**Do this:** Transcribe all the entries word for word, but omit the images.

**Dataset records:**

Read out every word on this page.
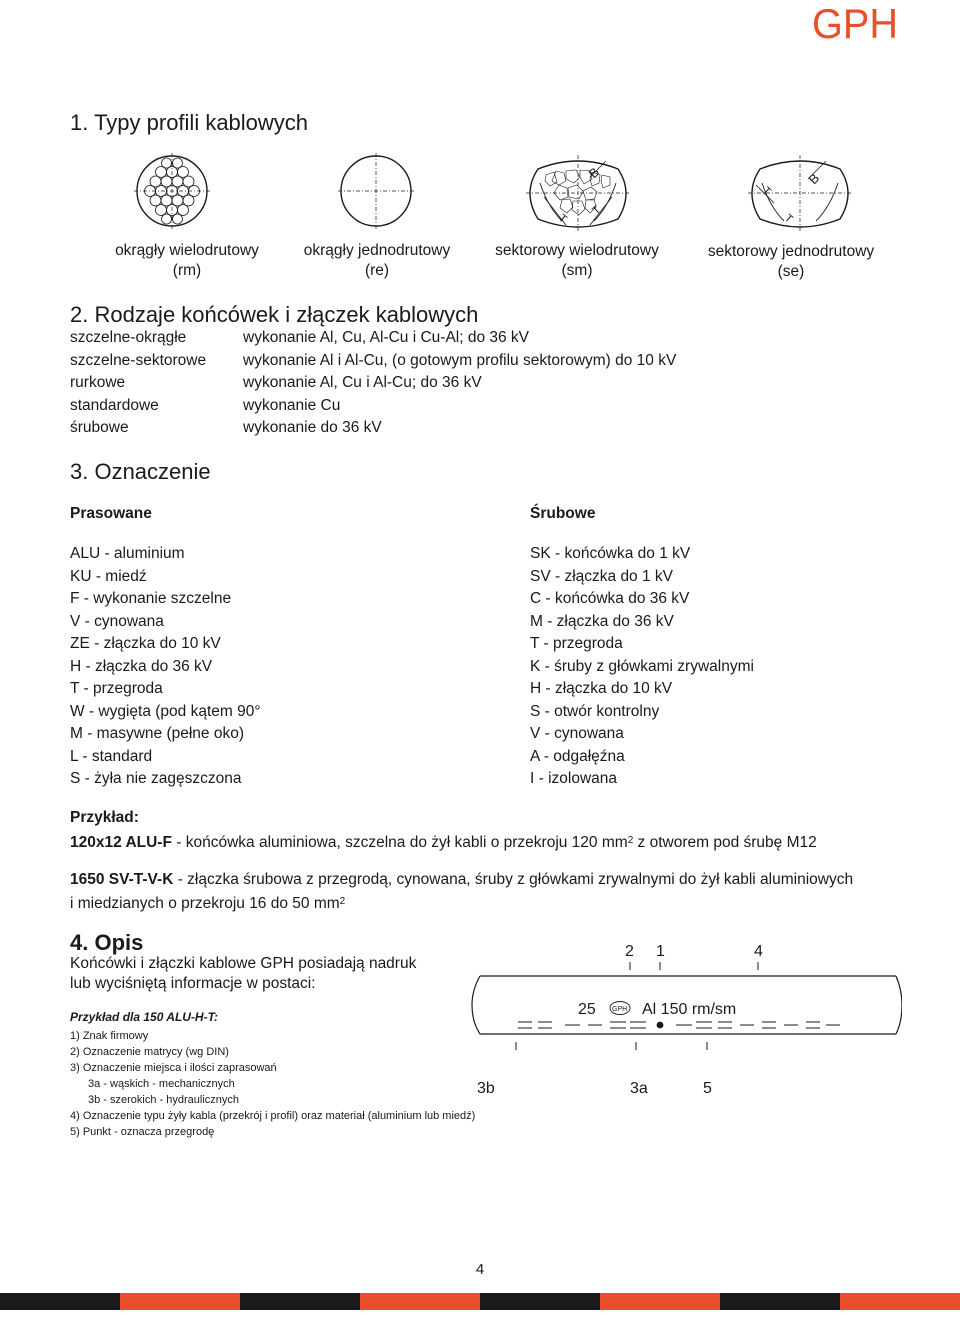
GPH
1. Typy profili kablowych
B
T
T
B
T
T
okrągły wielodrutowy
(rm)
okrągły jednodrutowy
(re)
sektorowy wielodrutowy
(sm)
sektorowy jednodrutowy
(se)
2. Rodzaje końcówek i złączek kablowych
szczelne-okrągłe	wykonanie Al, Cu, Al-Cu i Cu-Al; do 36 kV
szczelne-sektorowe wykonanie Al i Al-Cu, (o gotowym profilu sektorowym) do 10 kV
rurkowe	wykonanie Al, Cu i Al-Cu; do 36 kV
standardowe	wykonanie Cu
śrubowe	wykonanie do 36 kV
3. Oznaczenie
Prasowane	Śrubowe
ALU - aluminium
KU - miedź
F - wykonanie szczelne
V - cynowana
ZE - złączka do 10 kV
H - złączka do 36 kV
T - przegroda
W - wygięta (pod kątem 90°
M - masywne (pełne oko)
L - standard
S - żyła nie zagęszczona
SK - końcówka do 1 kV
SV - złączka do 1 kV
C - końcówka do 36 kV
M - złączka do 36 kV
T - przegroda
K - śruby z główkami zrywalnymi
H - złączka do 10 kV
S - otwór kontrolny
V - cynowana
A - odgałęźna
I - izolowana
Przykład:
120x12 ALU-F - końcówka aluminiowa, szczelna do żył kabli o przekroju 120 $mm^2$ z otworem pod śrubę M12
1650 SV-T-V-K - złączka śrubowa z przegrodą, cynowana, śruby z główkami zrywalnymi do żył kabli aluminiowych
i miedzianych o przekroju 16 do 50 $mm^2$
4. Opis
Końcówki i złączki kablowe GPH posiadają nadruk
lub wyciśniętą informacje w postaci:
Przykład dla 150 ALU-H-T:
1) Znak firmowy
2) Oznaczenie matrycy (wg DIN)
3) Oznaczenie miejsca i ilości zaprasowań
3a - wąskich - mechanicznych
3b - szerokich - hydraulicznych
4) Oznaczenie typu żyły kabla (przekrój i profil) oraz materiał (aluminium lub miedź)
5) Punkt - oznacza przegrodę
2 1	4
25 GPH Al 150 rm/sm
3b	3a	5
4
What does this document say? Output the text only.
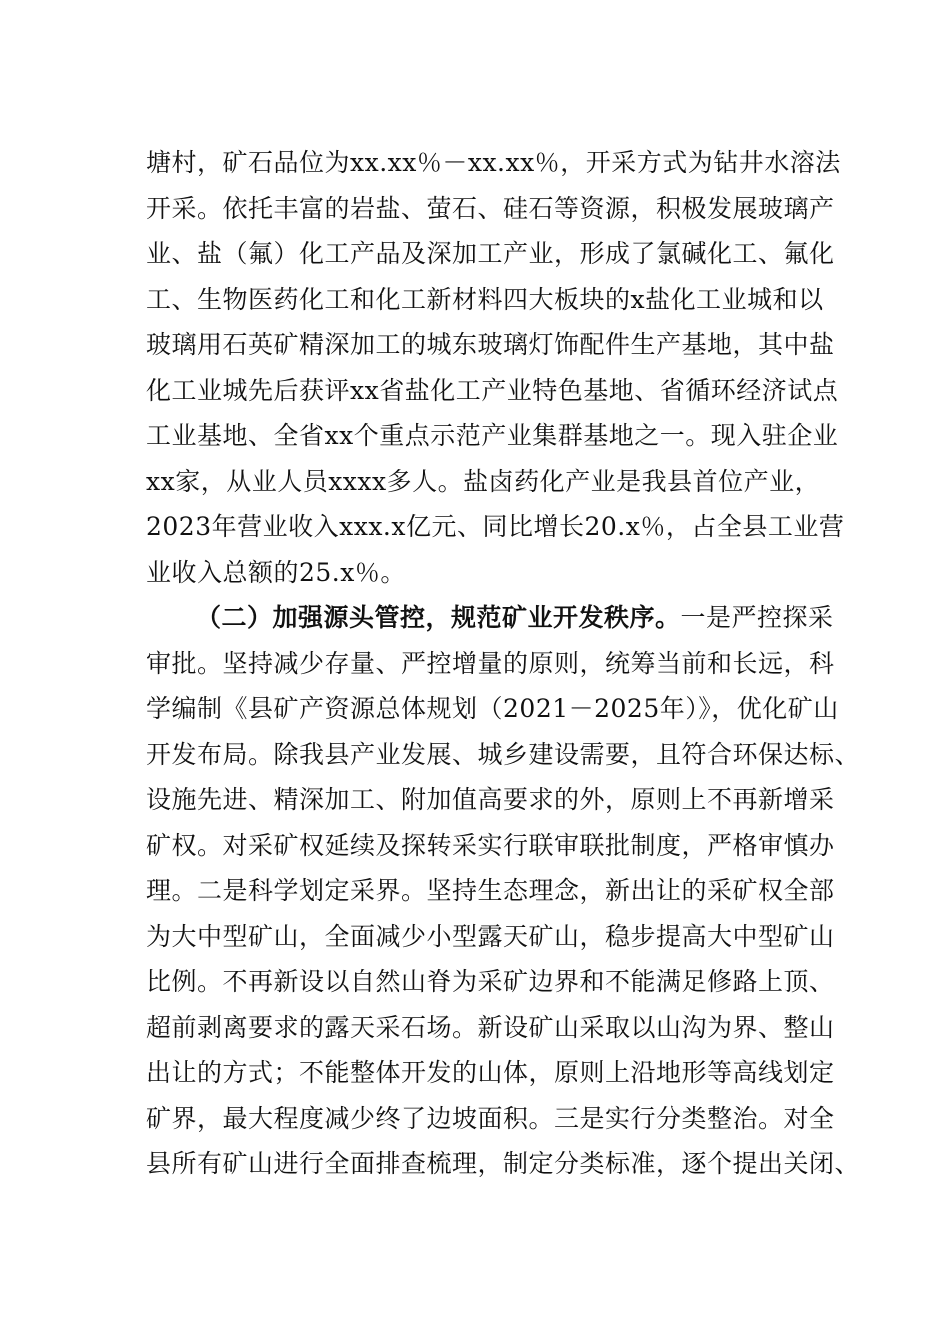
塘村，矿石品位为xx.xx％－xx.xx％，开采方式为钻井水溶法
开采。依托丰富的岩盐、萤石、硅石等资源，积极发展玻璃产
业、盐（氟）化工产品及深加工产业，形成了氯碱化工、氟化
工、生物医药化工和化工新材料四大板块的x盐化工业城和以
玻璃用石英矿精深加工的城东玻璃灯饰配件生产基地，其中盐
化工业城先后获评xx省盐化工产业特色基地、省循环经济试点
工业基地、全省xx个重点示范产业集群基地之一。现入驻企业
xx家，从业人员xxxx多人。盐卤药化产业是我县首位产业，
2023年营业收入xxx.x亿元、同比增长20.x％，占全县工业营
业收入总额的25.x％。
（二）加强源头管控，规范矿业开发秩序。一是严控探采
审批。坚持减少存量、严控增量的原则，统筹当前和长远，科
学编制《县矿产资源总体规划（2021－2025年）》，优化矿山
开发布局。除我县产业发展、城乡建设需要，且符合环保达标、
设施先进、精深加工、附加值高要求的外，原则上不再新增采
矿权。对采矿权延续及探转采实行联审联批制度，严格审慎办
理。二是科学划定采界。坚持生态理念，新出让的采矿权全部
为大中型矿山，全面减少小型露天矿山，稳步提高大中型矿山
比例。不再新设以自然山脊为采矿边界和不能满足修路上顶、
超前剥离要求的露天采石场。新设矿山采取以山沟为界、整山
出让的方式；不能整体开发的山体，原则上沿地形等高线划定
矿界，最大程度减少终了边坡面积。三是实行分类整治。对全
县所有矿山进行全面排查梳理，制定分类标准，逐个提出关闭、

**Full output:**
Read out every word on this page.
GPH
1. Typy profili kablowych
B
T
T
B
T
T
okrągły wielodrutowy
(rm)
okrągły jednodrutowy
(re)
sektorowy wielodrutowy
(sm)
sektorowy jednodrutowy
(se)
2. Rodzaje końcówek i złączek kablowych
szczelne-okrągłe	wykonanie Al, Cu, Al-Cu i Cu-Al; do 36 kV
szczelne-sektorowe wykonanie Al i Al-Cu, (o gotowym profilu sektorowym) do 10 kV
rurkowe	wykonanie Al, Cu i Al-Cu; do 36 kV
standardowe	wykonanie Cu
śrubowe	wykonanie do 36 kV
3. Oznaczenie
Prasowane	Śrubowe
ALU - aluminium
KU - miedź
F - wykonanie szczelne
V - cynowana
ZE - złączka do 10 kV
H - złączka do 36 kV
T - przegroda
W - wygięta (pod kątem 90°
M - masywne (pełne oko)
L - standard
S - żyła nie zagęszczona
SK - końcówka do 1 kV
SV - złączka do 1 kV
C - końcówka do 36 kV
M - złączka do 36 kV
T - przegroda
K - śruby z główkami zrywalnymi
H - złączka do 10 kV
S - otwór kontrolny
V - cynowana
A - odgałęźna
I - izolowana
Przykład:
120x12 ALU-F - końcówka aluminiowa, szczelna do żył kabli o przekroju 120 $mm^2$ z otworem pod śrubę M12
1650 SV-T-V-K - złączka śrubowa z przegrodą, cynowana, śruby z główkami zrywalnymi do żył kabli aluminiowych
i miedzianych o przekroju 16 do 50 $mm^2$
4. Opis
Końcówki i złączki kablowe GPH posiadają nadruk
lub wyciśniętą informacje w postaci:
Przykład dla 150 ALU-H-T:
1) Znak firmowy
2) Oznaczenie matrycy (wg DIN)
3) Oznaczenie miejsca i ilości zaprasowań
3a - wąskich - mechanicznych
3b - szerokich - hydraulicznych
4) Oznaczenie typu żyły kabla (przekrój i profil) oraz materiał (aluminium lub miedź)
5) Punkt - oznacza przegrodę
2 1	4
25 GPH Al 150 rm/sm
3b	3a	5
4
What does this document say? Output the text only.
塘村，矿石品位为xx.xx％－xx.xx％，开采方式为钻井水溶法
开采。依托丰富的岩盐、萤石、硅石等资源，积极发展玻璃产
业、盐（氟）化工产品及深加工产业，形成了氯碱化工、氟化
工、生物医药化工和化工新材料四大板块的x盐化工业城和以
玻璃用石英矿精深加工的城东玻璃灯饰配件生产基地，其中盐
化工业城先后获评xx省盐化工产业特色基地、省循环经济试点
工业基地、全省xx个重点示范产业集群基地之一。现入驻企业
xx家，从业人员xxxx多人。盐卤药化产业是我县首位产业，
2023年营业收入xxx.x亿元、同比增长20.x％，占全县工业营
业收入总额的25.x％。
（二）加强源头管控，规范矿业开发秩序。一是严控探采
审批。坚持减少存量、严控增量的原则，统筹当前和长远，科
学编制《县矿产资源总体规划（2021－2025年）》，优化矿山
开发布局。除我县产业发展、城乡建设需要，且符合环保达标、
设施先进、精深加工、附加值高要求的外，原则上不再新增采
矿权。对采矿权延续及探转采实行联审联批制度，严格审慎办
理。二是科学划定采界。坚持生态理念，新出让的采矿权全部
为大中型矿山，全面减少小型露天矿山，稳步提高大中型矿山
比例。不再新设以自然山脊为采矿边界和不能满足修路上顶、
超前剥离要求的露天采石场。新设矿山采取以山沟为界、整山
出让的方式；不能整体开发的山体，原则上沿地形等高线划定
矿界，最大程度减少终了边坡面积。三是实行分类整治。对全
县所有矿山进行全面排查梳理，制定分类标准，逐个提出关闭、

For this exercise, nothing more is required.